(Items from a figure collection)
= = =

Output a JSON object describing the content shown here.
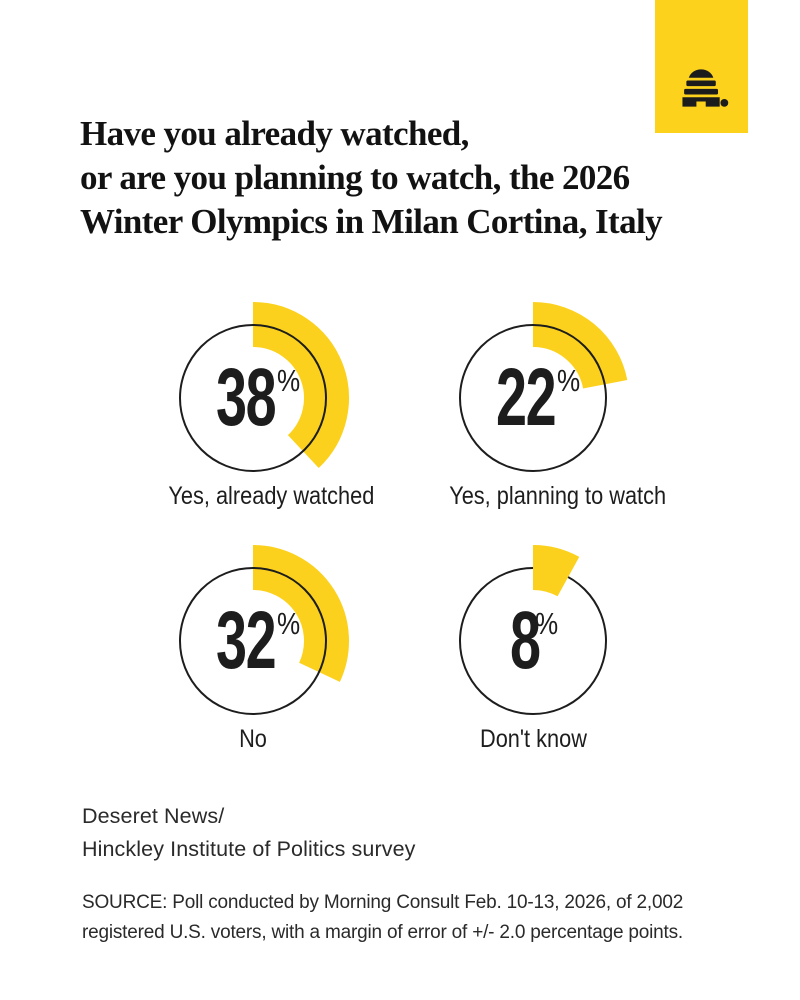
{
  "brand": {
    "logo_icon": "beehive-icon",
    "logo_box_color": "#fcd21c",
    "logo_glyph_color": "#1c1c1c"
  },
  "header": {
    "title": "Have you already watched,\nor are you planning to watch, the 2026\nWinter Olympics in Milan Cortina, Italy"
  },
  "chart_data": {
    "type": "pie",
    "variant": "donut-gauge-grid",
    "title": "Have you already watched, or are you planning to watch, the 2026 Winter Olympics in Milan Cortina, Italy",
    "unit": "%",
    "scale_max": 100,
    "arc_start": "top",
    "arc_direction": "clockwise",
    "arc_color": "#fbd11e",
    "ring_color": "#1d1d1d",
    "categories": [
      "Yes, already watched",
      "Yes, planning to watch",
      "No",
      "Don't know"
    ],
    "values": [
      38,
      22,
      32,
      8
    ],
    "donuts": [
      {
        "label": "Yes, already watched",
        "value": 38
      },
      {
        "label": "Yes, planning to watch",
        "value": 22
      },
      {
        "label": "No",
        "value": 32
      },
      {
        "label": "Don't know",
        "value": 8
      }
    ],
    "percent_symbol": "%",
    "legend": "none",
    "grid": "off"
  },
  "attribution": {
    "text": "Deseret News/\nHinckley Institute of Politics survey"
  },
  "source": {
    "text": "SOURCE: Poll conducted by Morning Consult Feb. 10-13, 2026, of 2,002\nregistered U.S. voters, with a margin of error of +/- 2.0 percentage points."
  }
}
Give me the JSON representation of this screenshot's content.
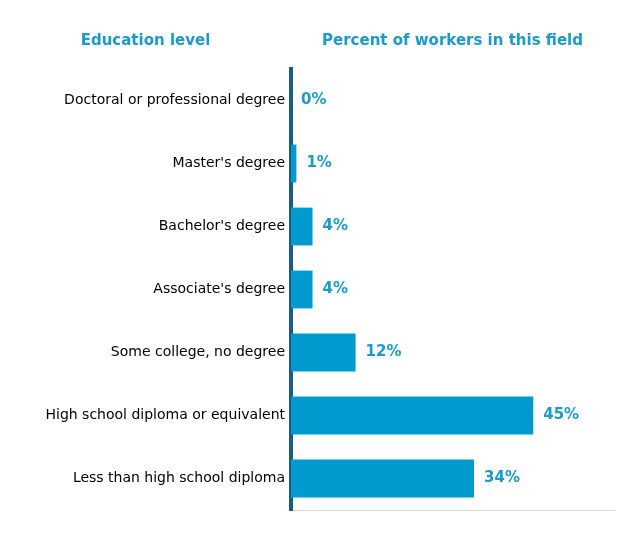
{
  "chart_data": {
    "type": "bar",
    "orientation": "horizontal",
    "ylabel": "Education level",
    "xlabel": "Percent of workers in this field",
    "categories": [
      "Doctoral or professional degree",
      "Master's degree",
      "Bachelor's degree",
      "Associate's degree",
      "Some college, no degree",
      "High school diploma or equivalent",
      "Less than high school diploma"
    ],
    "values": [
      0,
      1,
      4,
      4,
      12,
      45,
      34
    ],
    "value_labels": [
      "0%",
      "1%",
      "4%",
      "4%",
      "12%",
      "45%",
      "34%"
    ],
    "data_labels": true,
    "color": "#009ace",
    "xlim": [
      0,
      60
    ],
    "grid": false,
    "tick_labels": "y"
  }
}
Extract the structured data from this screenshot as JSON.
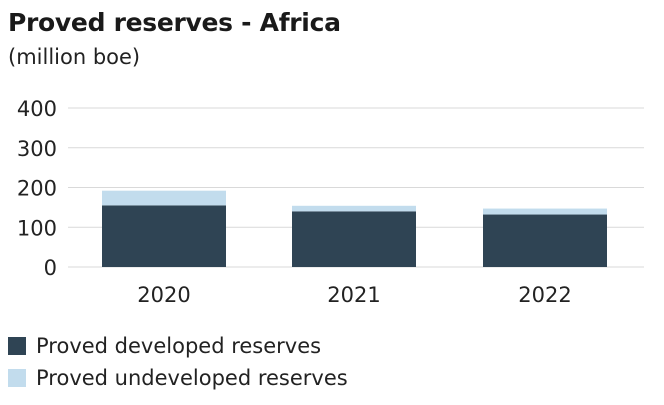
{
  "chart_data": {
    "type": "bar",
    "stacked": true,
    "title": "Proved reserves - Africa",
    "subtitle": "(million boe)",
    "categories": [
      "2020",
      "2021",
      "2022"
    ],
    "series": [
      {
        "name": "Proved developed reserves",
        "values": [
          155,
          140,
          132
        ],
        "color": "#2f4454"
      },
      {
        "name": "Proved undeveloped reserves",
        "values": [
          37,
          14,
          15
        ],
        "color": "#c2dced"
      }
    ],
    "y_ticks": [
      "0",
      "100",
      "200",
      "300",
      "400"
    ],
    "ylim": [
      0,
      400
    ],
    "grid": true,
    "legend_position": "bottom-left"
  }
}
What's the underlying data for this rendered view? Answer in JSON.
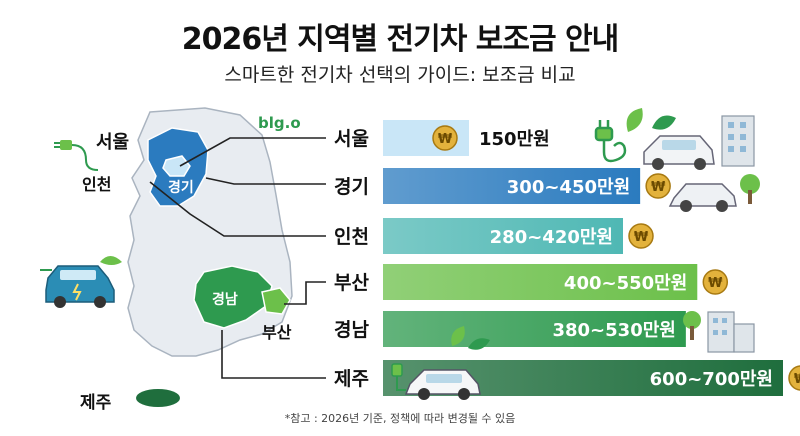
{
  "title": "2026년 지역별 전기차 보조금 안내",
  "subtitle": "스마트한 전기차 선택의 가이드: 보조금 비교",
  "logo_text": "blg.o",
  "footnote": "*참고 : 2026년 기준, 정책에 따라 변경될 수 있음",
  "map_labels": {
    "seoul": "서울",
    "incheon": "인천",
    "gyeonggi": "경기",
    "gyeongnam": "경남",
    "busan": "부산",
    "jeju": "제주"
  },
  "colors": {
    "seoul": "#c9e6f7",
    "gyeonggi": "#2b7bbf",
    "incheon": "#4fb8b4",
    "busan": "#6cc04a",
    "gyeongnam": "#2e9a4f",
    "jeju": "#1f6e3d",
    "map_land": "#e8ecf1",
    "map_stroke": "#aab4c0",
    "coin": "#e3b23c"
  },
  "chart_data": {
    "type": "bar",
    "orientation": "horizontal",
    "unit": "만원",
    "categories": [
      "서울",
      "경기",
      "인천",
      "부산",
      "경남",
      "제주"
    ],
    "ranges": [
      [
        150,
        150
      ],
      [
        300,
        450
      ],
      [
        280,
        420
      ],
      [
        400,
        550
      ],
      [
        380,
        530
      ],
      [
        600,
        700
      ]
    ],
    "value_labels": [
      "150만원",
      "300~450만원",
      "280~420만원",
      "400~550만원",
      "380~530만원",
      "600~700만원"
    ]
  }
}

= = =

- THE EXERCISE: Output the material word for word, omitting its pictures.

- ANSWER FOR THIS EXERCISE:
Output a JSON object describing the content shown here.
{
  "brand": {
    "logo_icon": "beehive-icon",
    "logo_box_color": "#fcd21c",
    "logo_glyph_color": "#1c1c1c"
  },
  "header": {
    "title": "Have you already watched,\nor are you planning to watch, the 2026\nWinter Olympics in Milan Cortina, Italy"
  },
  "chart_data": {
    "type": "pie",
    "variant": "donut-gauge-grid",
    "title": "Have you already watched, or are you planning to watch, the 2026 Winter Olympics in Milan Cortina, Italy",
    "unit": "%",
    "scale_max": 100,
    "arc_start": "top",
    "arc_direction": "clockwise",
    "arc_color": "#fbd11e",
    "ring_color": "#1d1d1d",
    "categories": [
      "Yes, already watched",
      "Yes, planning to watch",
      "No",
      "Don't know"
    ],
    "values": [
      38,
      22,
      32,
      8
    ],
    "donuts": [
      {
        "label": "Yes, already watched",
        "value": 38
      },
      {
        "label": "Yes, planning to watch",
        "value": 22
      },
      {
        "label": "No",
        "value": 32
      },
      {
        "label": "Don't know",
        "value": 8
      }
    ],
    "percent_symbol": "%",
    "legend": "none",
    "grid": "off"
  },
  "attribution": {
    "text": "Deseret News/\nHinckley Institute of Politics survey"
  },
  "source": {
    "text": "SOURCE: Poll conducted by Morning Consult Feb. 10-13, 2026, of 2,002\nregistered U.S. voters, with a margin of error of +/- 2.0 percentage points."
  }
}
Give me the JSON representation of this screenshot's content.
{
  "chart_data": {
    "type": "bar",
    "orientation": "horizontal",
    "ylabel": "Education level",
    "xlabel": "Percent of workers in this field",
    "categories": [
      "Doctoral or professional degree",
      "Master's degree",
      "Bachelor's degree",
      "Associate's degree",
      "Some college, no degree",
      "High school diploma or equivalent",
      "Less than high school diploma"
    ],
    "values": [
      0,
      1,
      4,
      4,
      12,
      45,
      34
    ],
    "value_labels": [
      "0%",
      "1%",
      "4%",
      "4%",
      "12%",
      "45%",
      "34%"
    ],
    "data_labels": true,
    "color": "#009ace",
    "xlim": [
      0,
      60
    ],
    "grid": false,
    "tick_labels": "y"
  }
}
Extract the structured data from this screenshot as JSON.
{
  "chart_data": {
    "type": "bar",
    "stacked": true,
    "title": "Proved reserves - Africa",
    "subtitle": "(million boe)",
    "categories": [
      "2020",
      "2021",
      "2022"
    ],
    "series": [
      {
        "name": "Proved developed reserves",
        "values": [
          155,
          140,
          132
        ],
        "color": "#2f4454"
      },
      {
        "name": "Proved undeveloped reserves",
        "values": [
          37,
          14,
          15
        ],
        "color": "#c2dced"
      }
    ],
    "y_ticks": [
      "0",
      "100",
      "200",
      "300",
      "400"
    ],
    "ylim": [
      0,
      400
    ],
    "grid": true,
    "legend_position": "bottom-left"
  }
}
What's the underlying data for this rendered view? Answer in JSON.
{
  "title": "2026년 지역별 전기차 보조금 안내",
  "subtitle": "스마트한 전기차 선택의 가이드: 보조금 비교",
  "logo_text": "blg.o",
  "footnote": "*참고 : 2026년 기준, 정책에 따라 변경될 수 있음",
  "map_labels": {
    "seoul": "서울",
    "incheon": "인천",
    "gyeonggi": "경기",
    "gyeongnam": "경남",
    "busan": "부산",
    "jeju": "제주"
  },
  "colors": {
    "seoul": "#c9e6f7",
    "gyeonggi": "#2b7bbf",
    "incheon": "#4fb8b4",
    "busan": "#6cc04a",
    "gyeongnam": "#2e9a4f",
    "jeju": "#1f6e3d",
    "map_land": "#e8ecf1",
    "map_stroke": "#aab4c0",
    "coin": "#e3b23c"
  },
  "chart_data": {
    "type": "bar",
    "orientation": "horizontal",
    "unit": "만원",
    "categories": [
      "서울",
      "경기",
      "인천",
      "부산",
      "경남",
      "제주"
    ],
    "ranges": [
      [
        150,
        150
      ],
      [
        300,
        450
      ],
      [
        280,
        420
      ],
      [
        400,
        550
      ],
      [
        380,
        530
      ],
      [
        600,
        700
      ]
    ],
    "value_labels": [
      "150만원",
      "300~450만원",
      "280~420만원",
      "400~550만원",
      "380~530만원",
      "600~700만원"
    ]
  }
}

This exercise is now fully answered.